• Exercise task
Retype exactly and only the lines from the one that contains "Read out every word on this page." through the final line of the data; pictures are left out.

##### Material shown #####

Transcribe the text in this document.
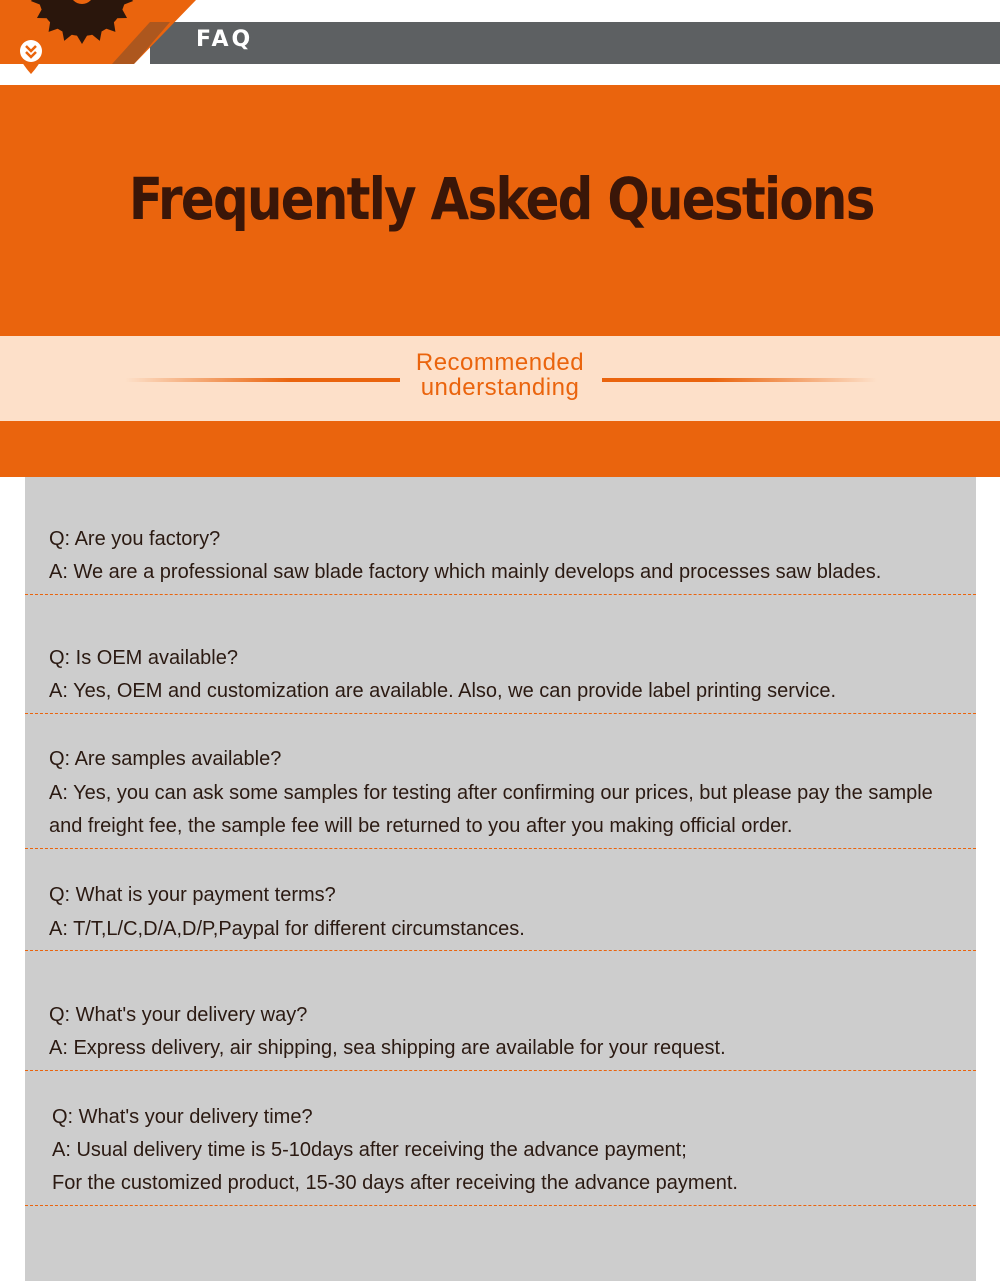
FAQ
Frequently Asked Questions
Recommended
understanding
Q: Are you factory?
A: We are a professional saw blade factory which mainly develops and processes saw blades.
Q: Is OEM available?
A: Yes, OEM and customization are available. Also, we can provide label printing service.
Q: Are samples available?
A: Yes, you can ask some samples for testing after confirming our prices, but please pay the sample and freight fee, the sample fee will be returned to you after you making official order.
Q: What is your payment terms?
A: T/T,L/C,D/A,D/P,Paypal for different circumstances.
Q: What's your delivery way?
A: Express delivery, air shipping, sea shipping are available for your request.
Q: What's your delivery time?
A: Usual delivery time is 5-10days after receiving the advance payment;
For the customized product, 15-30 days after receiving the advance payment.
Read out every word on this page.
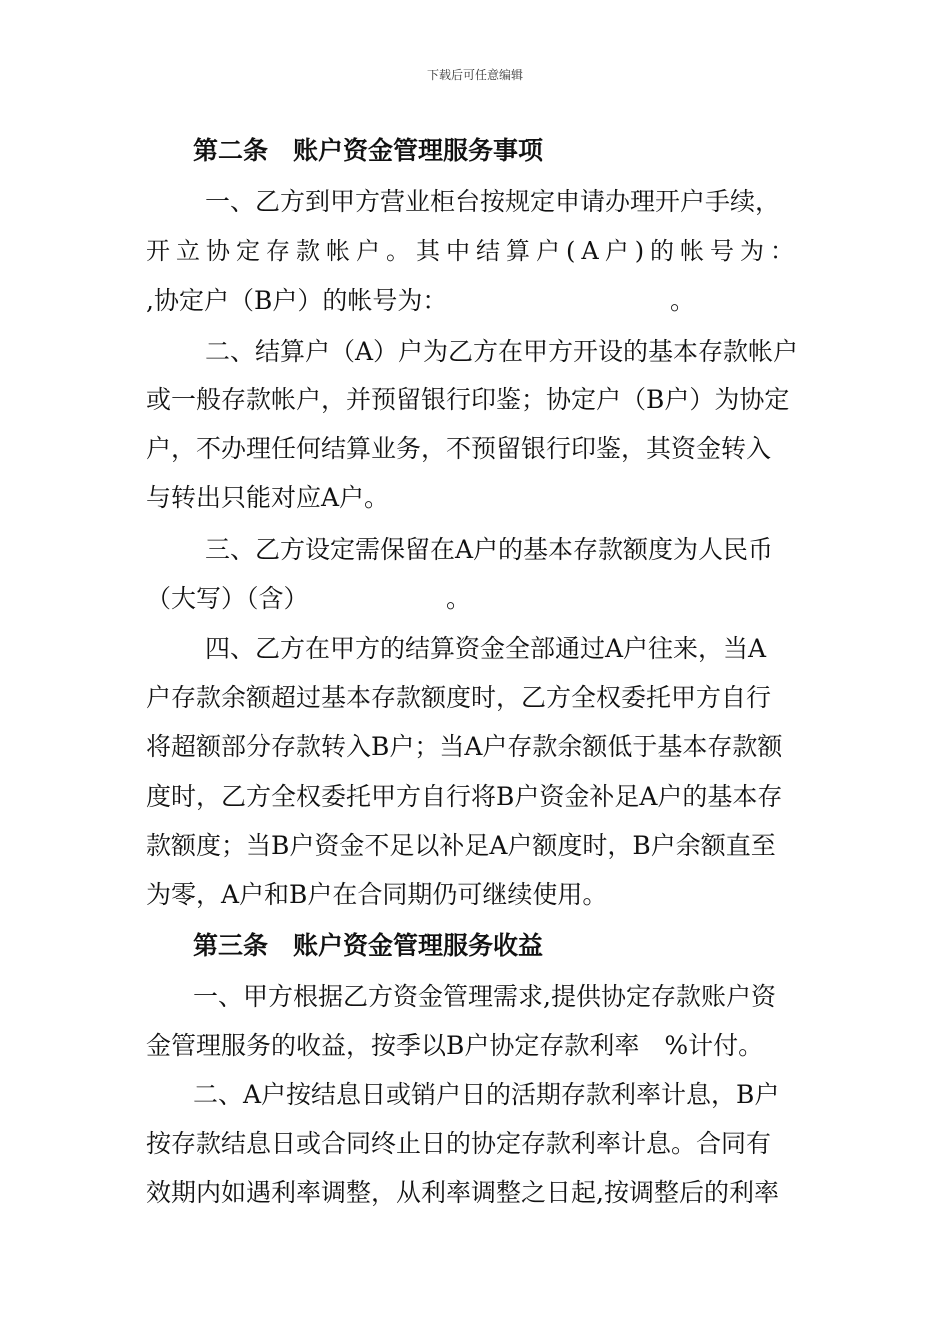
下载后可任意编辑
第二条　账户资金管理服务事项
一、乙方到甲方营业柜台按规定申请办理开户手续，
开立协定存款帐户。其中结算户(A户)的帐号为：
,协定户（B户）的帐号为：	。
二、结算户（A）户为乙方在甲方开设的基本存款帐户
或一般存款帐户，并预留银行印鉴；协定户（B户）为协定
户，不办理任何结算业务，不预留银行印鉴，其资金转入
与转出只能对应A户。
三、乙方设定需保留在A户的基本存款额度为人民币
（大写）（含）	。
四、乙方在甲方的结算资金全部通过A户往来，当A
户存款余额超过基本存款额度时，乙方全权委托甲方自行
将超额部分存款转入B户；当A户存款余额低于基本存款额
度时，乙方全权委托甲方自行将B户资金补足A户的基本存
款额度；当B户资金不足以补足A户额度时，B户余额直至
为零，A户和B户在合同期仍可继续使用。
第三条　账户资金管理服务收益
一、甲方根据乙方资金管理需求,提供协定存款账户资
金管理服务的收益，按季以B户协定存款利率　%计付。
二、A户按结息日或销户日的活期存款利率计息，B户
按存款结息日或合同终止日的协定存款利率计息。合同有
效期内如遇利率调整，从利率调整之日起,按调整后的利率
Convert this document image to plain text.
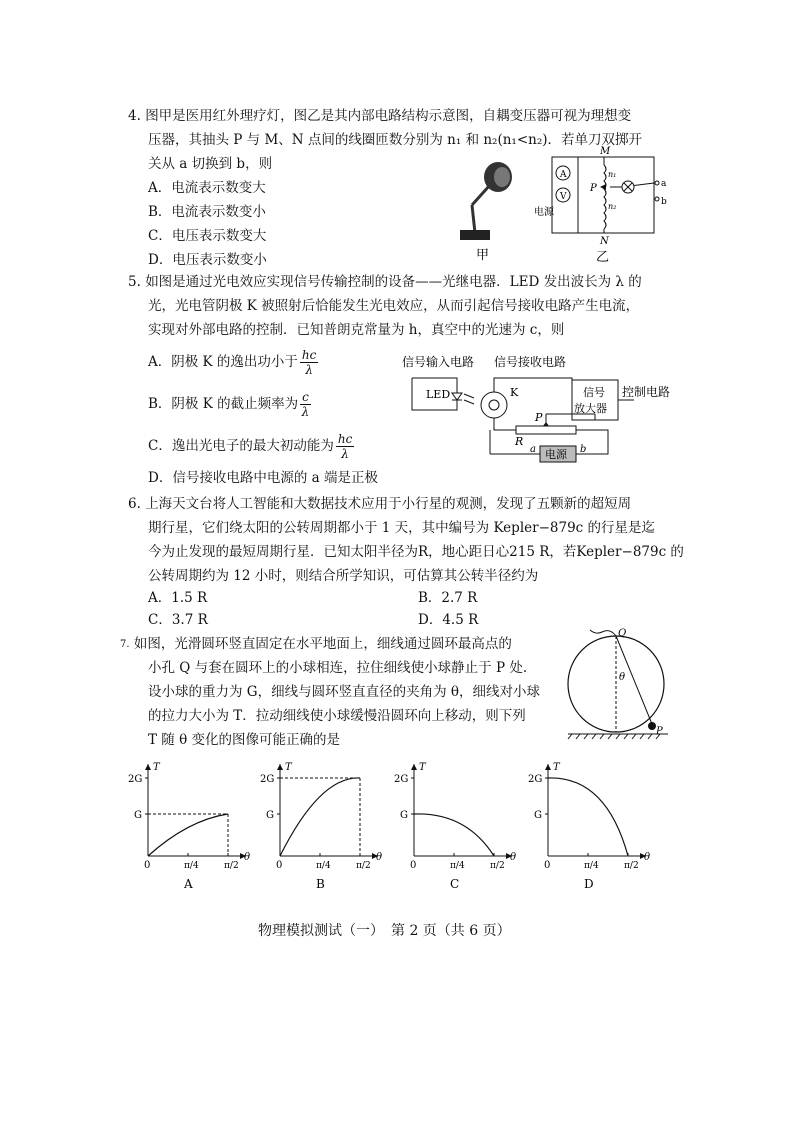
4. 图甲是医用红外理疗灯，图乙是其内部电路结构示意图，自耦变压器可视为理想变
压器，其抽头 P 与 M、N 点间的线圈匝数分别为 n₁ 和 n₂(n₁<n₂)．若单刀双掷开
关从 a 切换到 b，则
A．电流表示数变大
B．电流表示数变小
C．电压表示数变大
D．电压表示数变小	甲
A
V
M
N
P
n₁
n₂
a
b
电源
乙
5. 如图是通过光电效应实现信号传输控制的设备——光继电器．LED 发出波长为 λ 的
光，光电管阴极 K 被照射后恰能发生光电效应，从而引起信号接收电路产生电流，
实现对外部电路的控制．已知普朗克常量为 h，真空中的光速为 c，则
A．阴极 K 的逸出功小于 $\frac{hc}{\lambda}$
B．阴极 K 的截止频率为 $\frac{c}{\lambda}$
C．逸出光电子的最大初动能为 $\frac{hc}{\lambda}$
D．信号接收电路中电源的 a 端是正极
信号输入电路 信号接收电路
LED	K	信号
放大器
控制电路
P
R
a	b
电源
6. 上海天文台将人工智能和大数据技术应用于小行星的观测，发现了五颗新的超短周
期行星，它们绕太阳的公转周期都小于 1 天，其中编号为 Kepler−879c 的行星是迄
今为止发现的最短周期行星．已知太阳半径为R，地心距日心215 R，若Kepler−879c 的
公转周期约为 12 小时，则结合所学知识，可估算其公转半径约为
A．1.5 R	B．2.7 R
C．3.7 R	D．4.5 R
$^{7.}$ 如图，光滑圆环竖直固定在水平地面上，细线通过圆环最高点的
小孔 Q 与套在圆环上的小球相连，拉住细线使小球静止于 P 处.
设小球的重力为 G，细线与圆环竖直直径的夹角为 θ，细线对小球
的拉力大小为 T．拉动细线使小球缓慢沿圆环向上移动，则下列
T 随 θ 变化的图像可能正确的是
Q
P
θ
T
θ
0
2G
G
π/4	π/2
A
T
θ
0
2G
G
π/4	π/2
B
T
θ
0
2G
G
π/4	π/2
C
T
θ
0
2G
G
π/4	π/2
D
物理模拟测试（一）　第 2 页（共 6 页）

#####

• Result
Read out every word on this page.
下载后可任意编辑
第二条　账户资金管理服务事项
一、乙方到甲方营业柜台按规定申请办理开户手续，
开立协定存款帐户。其中结算户(A户)的帐号为：
,协定户（B户）的帐号为：	。
二、结算户（A）户为乙方在甲方开设的基本存款帐户
或一般存款帐户，并预留银行印鉴；协定户（B户）为协定
户，不办理任何结算业务，不预留银行印鉴，其资金转入
与转出只能对应A户。
三、乙方设定需保留在A户的基本存款额度为人民币
（大写）（含）	。
四、乙方在甲方的结算资金全部通过A户往来，当A
户存款余额超过基本存款额度时，乙方全权委托甲方自行
将超额部分存款转入B户；当A户存款余额低于基本存款额
度时，乙方全权委托甲方自行将B户资金补足A户的基本存
款额度；当B户资金不足以补足A户额度时，B户余额直至
为零，A户和B户在合同期仍可继续使用。
第三条　账户资金管理服务收益
一、甲方根据乙方资金管理需求,提供协定存款账户资
金管理服务的收益，按季以B户协定存款利率　%计付。
二、A户按结息日或销户日的活期存款利率计息，B户
按存款结息日或合同终止日的协定存款利率计息。合同有
效期内如遇利率调整，从利率调整之日起,按调整后的利率
Convert this document image to plain text.
4. 图甲是医用红外理疗灯，图乙是其内部电路结构示意图，自耦变压器可视为理想变
压器，其抽头 P 与 M、N 点间的线圈匝数分别为 n₁ 和 n₂(n₁<n₂)．若单刀双掷开
关从 a 切换到 b，则
A．电流表示数变大
B．电流表示数变小
C．电压表示数变大
D．电压表示数变小	甲
A
V
M
N
P
n₁
n₂
a
b
电源
乙
5. 如图是通过光电效应实现信号传输控制的设备——光继电器．LED 发出波长为 λ 的
光，光电管阴极 K 被照射后恰能发生光电效应，从而引起信号接收电路产生电流，
实现对外部电路的控制．已知普朗克常量为 h，真空中的光速为 c，则
A．阴极 K 的逸出功小于 $\frac{hc}{\lambda}$
B．阴极 K 的截止频率为 $\frac{c}{\lambda}$
C．逸出光电子的最大初动能为 $\frac{hc}{\lambda}$
D．信号接收电路中电源的 a 端是正极
信号输入电路 信号接收电路
LED	K	信号
放大器
控制电路
P
R
a	b
电源
6. 上海天文台将人工智能和大数据技术应用于小行星的观测，发现了五颗新的超短周
期行星，它们绕太阳的公转周期都小于 1 天，其中编号为 Kepler−879c 的行星是迄
今为止发现的最短周期行星．已知太阳半径为R，地心距日心215 R，若Kepler−879c 的
公转周期约为 12 小时，则结合所学知识，可估算其公转半径约为
A．1.5 R	B．2.7 R
C．3.7 R	D．4.5 R
$^{7.}$ 如图，光滑圆环竖直固定在水平地面上，细线通过圆环最高点的
小孔 Q 与套在圆环上的小球相连，拉住细线使小球静止于 P 处.
设小球的重力为 G，细线与圆环竖直直径的夹角为 θ，细线对小球
的拉力大小为 T．拉动细线使小球缓慢沿圆环向上移动，则下列
T 随 θ 变化的图像可能正确的是
Q
P
θ
T
θ
0
2G
G
π/4	π/2
A
T
θ
0
2G
G
π/4	π/2
B
T
θ
0
2G
G
π/4	π/2
C
T
θ
0
2G
G
π/4	π/2
D
物理模拟测试（一）　第 2 页（共 6 页）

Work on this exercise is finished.